__AIM__
Return all of the entries exactly as written.
** start EXERCISE INPUTS **
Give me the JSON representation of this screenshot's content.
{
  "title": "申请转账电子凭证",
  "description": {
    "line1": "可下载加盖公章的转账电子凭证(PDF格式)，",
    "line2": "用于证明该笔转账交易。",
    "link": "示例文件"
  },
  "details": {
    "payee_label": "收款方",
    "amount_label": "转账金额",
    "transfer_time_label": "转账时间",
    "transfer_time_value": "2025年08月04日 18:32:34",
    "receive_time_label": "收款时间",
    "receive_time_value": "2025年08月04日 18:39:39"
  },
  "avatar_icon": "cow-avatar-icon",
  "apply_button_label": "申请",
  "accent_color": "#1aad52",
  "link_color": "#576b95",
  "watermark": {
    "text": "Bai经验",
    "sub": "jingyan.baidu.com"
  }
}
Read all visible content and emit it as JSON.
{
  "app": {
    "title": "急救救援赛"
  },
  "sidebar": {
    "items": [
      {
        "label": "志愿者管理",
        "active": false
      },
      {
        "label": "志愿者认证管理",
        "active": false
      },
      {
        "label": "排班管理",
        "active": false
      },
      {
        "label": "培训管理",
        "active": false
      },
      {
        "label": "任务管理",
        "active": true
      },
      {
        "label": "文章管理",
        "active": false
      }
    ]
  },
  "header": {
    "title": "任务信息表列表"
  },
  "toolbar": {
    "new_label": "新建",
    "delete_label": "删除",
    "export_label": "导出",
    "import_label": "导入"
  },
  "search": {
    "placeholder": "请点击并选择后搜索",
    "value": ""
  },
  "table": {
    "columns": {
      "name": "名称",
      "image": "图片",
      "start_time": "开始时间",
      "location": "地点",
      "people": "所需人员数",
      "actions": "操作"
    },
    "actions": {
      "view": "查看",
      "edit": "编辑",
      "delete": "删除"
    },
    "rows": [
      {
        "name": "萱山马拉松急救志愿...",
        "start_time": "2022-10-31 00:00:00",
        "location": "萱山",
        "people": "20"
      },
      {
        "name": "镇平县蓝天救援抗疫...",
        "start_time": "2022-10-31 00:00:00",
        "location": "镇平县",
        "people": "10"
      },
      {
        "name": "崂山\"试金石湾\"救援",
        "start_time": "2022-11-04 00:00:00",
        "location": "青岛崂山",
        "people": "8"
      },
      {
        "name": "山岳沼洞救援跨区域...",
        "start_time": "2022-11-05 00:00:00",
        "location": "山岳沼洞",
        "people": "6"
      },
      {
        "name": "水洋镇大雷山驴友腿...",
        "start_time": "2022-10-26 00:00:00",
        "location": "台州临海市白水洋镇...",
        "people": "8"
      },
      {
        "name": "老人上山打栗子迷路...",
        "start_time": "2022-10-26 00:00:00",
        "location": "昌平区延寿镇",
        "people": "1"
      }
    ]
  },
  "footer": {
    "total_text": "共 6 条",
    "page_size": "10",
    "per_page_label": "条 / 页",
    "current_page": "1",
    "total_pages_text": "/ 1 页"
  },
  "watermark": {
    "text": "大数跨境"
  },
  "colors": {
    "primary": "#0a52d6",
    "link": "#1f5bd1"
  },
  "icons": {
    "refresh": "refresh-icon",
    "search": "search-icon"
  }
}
** end EXERCISE INPUTS **
__SOLVED PROBLEM__
Give me the JSON representation of this screenshot's content.
{
  "title": "申请转账电子凭证",
  "description": {
    "line1": "可下载加盖公章的转账电子凭证(PDF格式)，",
    "line2": "用于证明该笔转账交易。",
    "link": "示例文件"
  },
  "details": {
    "payee_label": "收款方",
    "amount_label": "转账金额",
    "transfer_time_label": "转账时间",
    "transfer_time_value": "2025年08月04日 18:32:34",
    "receive_time_label": "收款时间",
    "receive_time_value": "2025年08月04日 18:39:39"
  },
  "avatar_icon": "cow-avatar-icon",
  "apply_button_label": "申请",
  "accent_color": "#1aad52",
  "link_color": "#576b95",
  "watermark": {
    "text": "Bai经验",
    "sub": "jingyan.baidu.com"
  }
}
Read all visible content and emit it as JSON.
{
  "app": {
    "title": "急救救援赛"
  },
  "sidebar": {
    "items": [
      {
        "label": "志愿者管理",
        "active": false
      },
      {
        "label": "志愿者认证管理",
        "active": false
      },
      {
        "label": "排班管理",
        "active": false
      },
      {
        "label": "培训管理",
        "active": false
      },
      {
        "label": "任务管理",
        "active": true
      },
      {
        "label": "文章管理",
        "active": false
      }
    ]
  },
  "header": {
    "title": "任务信息表列表"
  },
  "toolbar": {
    "new_label": "新建",
    "delete_label": "删除",
    "export_label": "导出",
    "import_label": "导入"
  },
  "search": {
    "placeholder": "请点击并选择后搜索",
    "value": ""
  },
  "table": {
    "columns": {
      "name": "名称",
      "image": "图片",
      "start_time": "开始时间",
      "location": "地点",
      "people": "所需人员数",
      "actions": "操作"
    },
    "actions": {
      "view": "查看",
      "edit": "编辑",
      "delete": "删除"
    },
    "rows": [
      {
        "name": "萱山马拉松急救志愿...",
        "start_time": "2022-10-31 00:00:00",
        "location": "萱山",
        "people": "20"
      },
      {
        "name": "镇平县蓝天救援抗疫...",
        "start_time": "2022-10-31 00:00:00",
        "location": "镇平县",
        "people": "10"
      },
      {
        "name": "崂山\"试金石湾\"救援",
        "start_time": "2022-11-04 00:00:00",
        "location": "青岛崂山",
        "people": "8"
      },
      {
        "name": "山岳沼洞救援跨区域...",
        "start_time": "2022-11-05 00:00:00",
        "location": "山岳沼洞",
        "people": "6"
      },
      {
        "name": "水洋镇大雷山驴友腿...",
        "start_time": "2022-10-26 00:00:00",
        "location": "台州临海市白水洋镇...",
        "people": "8"
      },
      {
        "name": "老人上山打栗子迷路...",
        "start_time": "2022-10-26 00:00:00",
        "location": "昌平区延寿镇",
        "people": "1"
      }
    ]
  },
  "footer": {
    "total_text": "共 6 条",
    "page_size": "10",
    "per_page_label": "条 / 页",
    "current_page": "1",
    "total_pages_text": "/ 1 页"
  },
  "watermark": {
    "text": "大数跨境"
  },
  "colors": {
    "primary": "#0a52d6",
    "link": "#1f5bd1"
  },
  "icons": {
    "refresh": "refresh-icon",
    "search": "search-icon"
  }
}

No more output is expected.